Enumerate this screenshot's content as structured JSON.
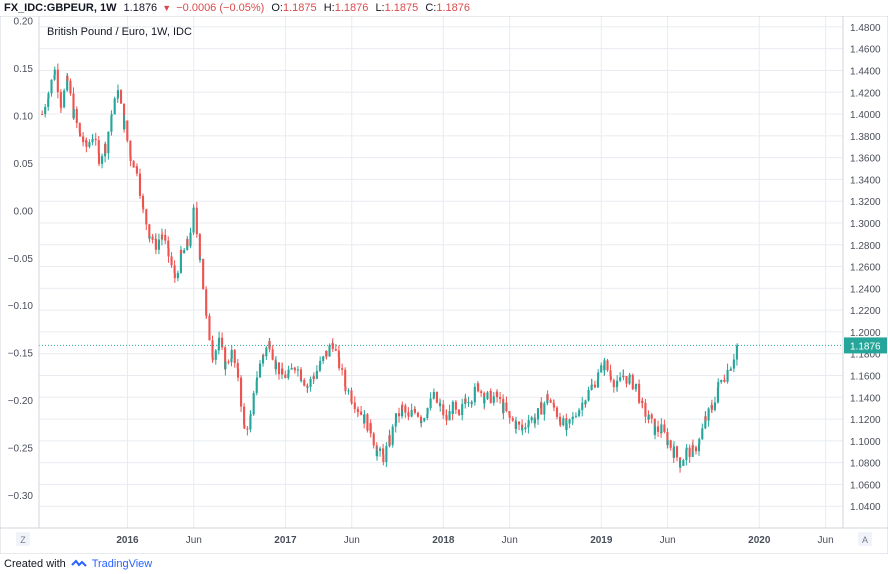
{
  "header": {
    "symbol": "FX_IDC:GBPEUR, 1W",
    "last": "1.1876",
    "change": "−0.0006 (−0.05%)",
    "o_label": "O:",
    "o_value": "1.1875",
    "h_label": "H:",
    "h_value": "1.1876",
    "l_label": "L:",
    "l_value": "1.1875",
    "c_label": "C:",
    "c_value": "1.1876",
    "arrow": "▼"
  },
  "chart_data": {
    "type": "candlestick",
    "title": "British Pound / Euro, 1W, IDC",
    "x_ticks": [
      "2016",
      "Jun",
      "2017",
      "Jun",
      "2018",
      "Jun",
      "2019",
      "Jun",
      "2020",
      "Jun"
    ],
    "x_tick_years": [
      2016.0,
      2016.42,
      2017.0,
      2017.42,
      2018.0,
      2018.42,
      2019.0,
      2019.42,
      2020.0,
      2020.42
    ],
    "x_range": [
      2015.44,
      2020.53
    ],
    "left_axis": {
      "range": [
        -0.335,
        0.205
      ],
      "ticks": [
        "0.20",
        "0.15",
        "0.10",
        "0.05",
        "0.00",
        "−0.05",
        "−0.10",
        "−0.15",
        "−0.20",
        "−0.25",
        "−0.30"
      ],
      "tick_values": [
        0.2,
        0.15,
        0.1,
        0.05,
        0.0,
        -0.05,
        -0.1,
        -0.15,
        -0.2,
        -0.25,
        -0.3
      ]
    },
    "right_axis": {
      "range": [
        1.02,
        1.49
      ],
      "ticks": [
        "1.4800",
        "1.4600",
        "1.4400",
        "1.4200",
        "1.4000",
        "1.3800",
        "1.3600",
        "1.3400",
        "1.3200",
        "1.3000",
        "1.2800",
        "1.2600",
        "1.2400",
        "1.2200",
        "1.2000",
        "1.1800",
        "1.1600",
        "1.1400",
        "1.1200",
        "1.1000",
        "1.0800",
        "1.0600",
        "1.0400"
      ],
      "tick_values": [
        1.48,
        1.46,
        1.44,
        1.42,
        1.4,
        1.38,
        1.36,
        1.34,
        1.32,
        1.3,
        1.28,
        1.26,
        1.24,
        1.22,
        1.2,
        1.18,
        1.16,
        1.14,
        1.12,
        1.1,
        1.08,
        1.06,
        1.04
      ]
    },
    "last_price": 1.1876,
    "last_price_label": "1.1876",
    "series": [
      {
        "name": "close",
        "points": [
          [
            2015.46,
            1.4
          ],
          [
            2015.5,
            1.42
          ],
          [
            2015.54,
            1.44
          ],
          [
            2015.58,
            1.41
          ],
          [
            2015.62,
            1.43
          ],
          [
            2015.66,
            1.4
          ],
          [
            2015.7,
            1.38
          ],
          [
            2015.74,
            1.37
          ],
          [
            2015.78,
            1.38
          ],
          [
            2015.82,
            1.36
          ],
          [
            2015.86,
            1.37
          ],
          [
            2015.9,
            1.4
          ],
          [
            2015.94,
            1.42
          ],
          [
            2015.98,
            1.39
          ],
          [
            2016.02,
            1.36
          ],
          [
            2016.06,
            1.35
          ],
          [
            2016.1,
            1.31
          ],
          [
            2016.14,
            1.29
          ],
          [
            2016.18,
            1.28
          ],
          [
            2016.22,
            1.29
          ],
          [
            2016.26,
            1.27
          ],
          [
            2016.3,
            1.25
          ],
          [
            2016.34,
            1.27
          ],
          [
            2016.38,
            1.28
          ],
          [
            2016.42,
            1.31
          ],
          [
            2016.46,
            1.27
          ],
          [
            2016.5,
            1.21
          ],
          [
            2016.54,
            1.18
          ],
          [
            2016.58,
            1.19
          ],
          [
            2016.62,
            1.17
          ],
          [
            2016.66,
            1.18
          ],
          [
            2016.7,
            1.16
          ],
          [
            2016.74,
            1.11
          ],
          [
            2016.78,
            1.12
          ],
          [
            2016.82,
            1.16
          ],
          [
            2016.86,
            1.18
          ],
          [
            2016.9,
            1.19
          ],
          [
            2016.94,
            1.17
          ],
          [
            2016.98,
            1.16
          ],
          [
            2017.02,
            1.16
          ],
          [
            2017.06,
            1.17
          ],
          [
            2017.1,
            1.16
          ],
          [
            2017.14,
            1.15
          ],
          [
            2017.18,
            1.16
          ],
          [
            2017.22,
            1.17
          ],
          [
            2017.26,
            1.18
          ],
          [
            2017.3,
            1.19
          ],
          [
            2017.34,
            1.17
          ],
          [
            2017.38,
            1.15
          ],
          [
            2017.42,
            1.14
          ],
          [
            2017.46,
            1.13
          ],
          [
            2017.5,
            1.12
          ],
          [
            2017.54,
            1.11
          ],
          [
            2017.58,
            1.09
          ],
          [
            2017.62,
            1.085
          ],
          [
            2017.66,
            1.1
          ],
          [
            2017.7,
            1.12
          ],
          [
            2017.74,
            1.13
          ],
          [
            2017.78,
            1.12
          ],
          [
            2017.82,
            1.13
          ],
          [
            2017.86,
            1.12
          ],
          [
            2017.9,
            1.13
          ],
          [
            2017.94,
            1.14
          ],
          [
            2017.98,
            1.13
          ],
          [
            2018.02,
            1.12
          ],
          [
            2018.06,
            1.13
          ],
          [
            2018.1,
            1.12
          ],
          [
            2018.14,
            1.14
          ],
          [
            2018.18,
            1.14
          ],
          [
            2018.22,
            1.15
          ],
          [
            2018.26,
            1.14
          ],
          [
            2018.3,
            1.14
          ],
          [
            2018.34,
            1.14
          ],
          [
            2018.38,
            1.13
          ],
          [
            2018.42,
            1.12
          ],
          [
            2018.46,
            1.115
          ],
          [
            2018.5,
            1.11
          ],
          [
            2018.54,
            1.12
          ],
          [
            2018.58,
            1.12
          ],
          [
            2018.62,
            1.13
          ],
          [
            2018.66,
            1.14
          ],
          [
            2018.7,
            1.13
          ],
          [
            2018.74,
            1.12
          ],
          [
            2018.78,
            1.11
          ],
          [
            2018.82,
            1.12
          ],
          [
            2018.86,
            1.13
          ],
          [
            2018.9,
            1.14
          ],
          [
            2018.94,
            1.15
          ],
          [
            2018.98,
            1.16
          ],
          [
            2019.02,
            1.17
          ],
          [
            2019.06,
            1.16
          ],
          [
            2019.1,
            1.15
          ],
          [
            2019.14,
            1.16
          ],
          [
            2019.18,
            1.155
          ],
          [
            2019.22,
            1.15
          ],
          [
            2019.26,
            1.13
          ],
          [
            2019.3,
            1.12
          ],
          [
            2019.34,
            1.11
          ],
          [
            2019.38,
            1.11
          ],
          [
            2019.42,
            1.1
          ],
          [
            2019.46,
            1.09
          ],
          [
            2019.5,
            1.08
          ],
          [
            2019.54,
            1.09
          ],
          [
            2019.58,
            1.09
          ],
          [
            2019.62,
            1.1
          ],
          [
            2019.66,
            1.12
          ],
          [
            2019.7,
            1.13
          ],
          [
            2019.74,
            1.15
          ],
          [
            2019.78,
            1.16
          ],
          [
            2019.82,
            1.17
          ],
          [
            2019.86,
            1.1876
          ]
        ]
      }
    ]
  },
  "misc": {
    "tz_button": "Z",
    "auto_button": "A",
    "footer_text": "Created with",
    "footer_brand": "TradingView"
  },
  "colors": {
    "up": "#26a69a",
    "down": "#ef5350",
    "grid": "#e8ecf1",
    "axis_text": "#4a4e5a",
    "price_line": "#26a69a"
  }
}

◆ SHORT TASK ◆
Your copy of the data should match it exactly, except that pictures are left out.

◆ TASK ANSWER ◆
Enumerate this screenshot's content as structured JSON.
{
  "header": {
    "symbol": "FX_IDC:GBPEUR, 1W",
    "last": "1.1876",
    "change": "−0.0006 (−0.05%)",
    "o_label": "O:",
    "o_value": "1.1875",
    "h_label": "H:",
    "h_value": "1.1876",
    "l_label": "L:",
    "l_value": "1.1875",
    "c_label": "C:",
    "c_value": "1.1876",
    "arrow": "▼"
  },
  "chart_data": {
    "type": "candlestick",
    "title": "British Pound / Euro, 1W, IDC",
    "x_ticks": [
      "2016",
      "Jun",
      "2017",
      "Jun",
      "2018",
      "Jun",
      "2019",
      "Jun",
      "2020",
      "Jun"
    ],
    "x_tick_years": [
      2016.0,
      2016.42,
      2017.0,
      2017.42,
      2018.0,
      2018.42,
      2019.0,
      2019.42,
      2020.0,
      2020.42
    ],
    "x_range": [
      2015.44,
      2020.53
    ],
    "left_axis": {
      "range": [
        -0.335,
        0.205
      ],
      "ticks": [
        "0.20",
        "0.15",
        "0.10",
        "0.05",
        "0.00",
        "−0.05",
        "−0.10",
        "−0.15",
        "−0.20",
        "−0.25",
        "−0.30"
      ],
      "tick_values": [
        0.2,
        0.15,
        0.1,
        0.05,
        0.0,
        -0.05,
        -0.1,
        -0.15,
        -0.2,
        -0.25,
        -0.3
      ]
    },
    "right_axis": {
      "range": [
        1.02,
        1.49
      ],
      "ticks": [
        "1.4800",
        "1.4600",
        "1.4400",
        "1.4200",
        "1.4000",
        "1.3800",
        "1.3600",
        "1.3400",
        "1.3200",
        "1.3000",
        "1.2800",
        "1.2600",
        "1.2400",
        "1.2200",
        "1.2000",
        "1.1800",
        "1.1600",
        "1.1400",
        "1.1200",
        "1.1000",
        "1.0800",
        "1.0600",
        "1.0400"
      ],
      "tick_values": [
        1.48,
        1.46,
        1.44,
        1.42,
        1.4,
        1.38,
        1.36,
        1.34,
        1.32,
        1.3,
        1.28,
        1.26,
        1.24,
        1.22,
        1.2,
        1.18,
        1.16,
        1.14,
        1.12,
        1.1,
        1.08,
        1.06,
        1.04
      ]
    },
    "last_price": 1.1876,
    "last_price_label": "1.1876",
    "series": [
      {
        "name": "close",
        "points": [
          [
            2015.46,
            1.4
          ],
          [
            2015.5,
            1.42
          ],
          [
            2015.54,
            1.44
          ],
          [
            2015.58,
            1.41
          ],
          [
            2015.62,
            1.43
          ],
          [
            2015.66,
            1.4
          ],
          [
            2015.7,
            1.38
          ],
          [
            2015.74,
            1.37
          ],
          [
            2015.78,
            1.38
          ],
          [
            2015.82,
            1.36
          ],
          [
            2015.86,
            1.37
          ],
          [
            2015.9,
            1.4
          ],
          [
            2015.94,
            1.42
          ],
          [
            2015.98,
            1.39
          ],
          [
            2016.02,
            1.36
          ],
          [
            2016.06,
            1.35
          ],
          [
            2016.1,
            1.31
          ],
          [
            2016.14,
            1.29
          ],
          [
            2016.18,
            1.28
          ],
          [
            2016.22,
            1.29
          ],
          [
            2016.26,
            1.27
          ],
          [
            2016.3,
            1.25
          ],
          [
            2016.34,
            1.27
          ],
          [
            2016.38,
            1.28
          ],
          [
            2016.42,
            1.31
          ],
          [
            2016.46,
            1.27
          ],
          [
            2016.5,
            1.21
          ],
          [
            2016.54,
            1.18
          ],
          [
            2016.58,
            1.19
          ],
          [
            2016.62,
            1.17
          ],
          [
            2016.66,
            1.18
          ],
          [
            2016.7,
            1.16
          ],
          [
            2016.74,
            1.11
          ],
          [
            2016.78,
            1.12
          ],
          [
            2016.82,
            1.16
          ],
          [
            2016.86,
            1.18
          ],
          [
            2016.9,
            1.19
          ],
          [
            2016.94,
            1.17
          ],
          [
            2016.98,
            1.16
          ],
          [
            2017.02,
            1.16
          ],
          [
            2017.06,
            1.17
          ],
          [
            2017.1,
            1.16
          ],
          [
            2017.14,
            1.15
          ],
          [
            2017.18,
            1.16
          ],
          [
            2017.22,
            1.17
          ],
          [
            2017.26,
            1.18
          ],
          [
            2017.3,
            1.19
          ],
          [
            2017.34,
            1.17
          ],
          [
            2017.38,
            1.15
          ],
          [
            2017.42,
            1.14
          ],
          [
            2017.46,
            1.13
          ],
          [
            2017.5,
            1.12
          ],
          [
            2017.54,
            1.11
          ],
          [
            2017.58,
            1.09
          ],
          [
            2017.62,
            1.085
          ],
          [
            2017.66,
            1.1
          ],
          [
            2017.7,
            1.12
          ],
          [
            2017.74,
            1.13
          ],
          [
            2017.78,
            1.12
          ],
          [
            2017.82,
            1.13
          ],
          [
            2017.86,
            1.12
          ],
          [
            2017.9,
            1.13
          ],
          [
            2017.94,
            1.14
          ],
          [
            2017.98,
            1.13
          ],
          [
            2018.02,
            1.12
          ],
          [
            2018.06,
            1.13
          ],
          [
            2018.1,
            1.12
          ],
          [
            2018.14,
            1.14
          ],
          [
            2018.18,
            1.14
          ],
          [
            2018.22,
            1.15
          ],
          [
            2018.26,
            1.14
          ],
          [
            2018.3,
            1.14
          ],
          [
            2018.34,
            1.14
          ],
          [
            2018.38,
            1.13
          ],
          [
            2018.42,
            1.12
          ],
          [
            2018.46,
            1.115
          ],
          [
            2018.5,
            1.11
          ],
          [
            2018.54,
            1.12
          ],
          [
            2018.58,
            1.12
          ],
          [
            2018.62,
            1.13
          ],
          [
            2018.66,
            1.14
          ],
          [
            2018.7,
            1.13
          ],
          [
            2018.74,
            1.12
          ],
          [
            2018.78,
            1.11
          ],
          [
            2018.82,
            1.12
          ],
          [
            2018.86,
            1.13
          ],
          [
            2018.9,
            1.14
          ],
          [
            2018.94,
            1.15
          ],
          [
            2018.98,
            1.16
          ],
          [
            2019.02,
            1.17
          ],
          [
            2019.06,
            1.16
          ],
          [
            2019.1,
            1.15
          ],
          [
            2019.14,
            1.16
          ],
          [
            2019.18,
            1.155
          ],
          [
            2019.22,
            1.15
          ],
          [
            2019.26,
            1.13
          ],
          [
            2019.3,
            1.12
          ],
          [
            2019.34,
            1.11
          ],
          [
            2019.38,
            1.11
          ],
          [
            2019.42,
            1.1
          ],
          [
            2019.46,
            1.09
          ],
          [
            2019.5,
            1.08
          ],
          [
            2019.54,
            1.09
          ],
          [
            2019.58,
            1.09
          ],
          [
            2019.62,
            1.1
          ],
          [
            2019.66,
            1.12
          ],
          [
            2019.7,
            1.13
          ],
          [
            2019.74,
            1.15
          ],
          [
            2019.78,
            1.16
          ],
          [
            2019.82,
            1.17
          ],
          [
            2019.86,
            1.1876
          ]
        ]
      }
    ]
  },
  "misc": {
    "tz_button": "Z",
    "auto_button": "A",
    "footer_text": "Created with",
    "footer_brand": "TradingView"
  },
  "colors": {
    "up": "#26a69a",
    "down": "#ef5350",
    "grid": "#e8ecf1",
    "axis_text": "#4a4e5a",
    "price_line": "#26a69a"
  }
}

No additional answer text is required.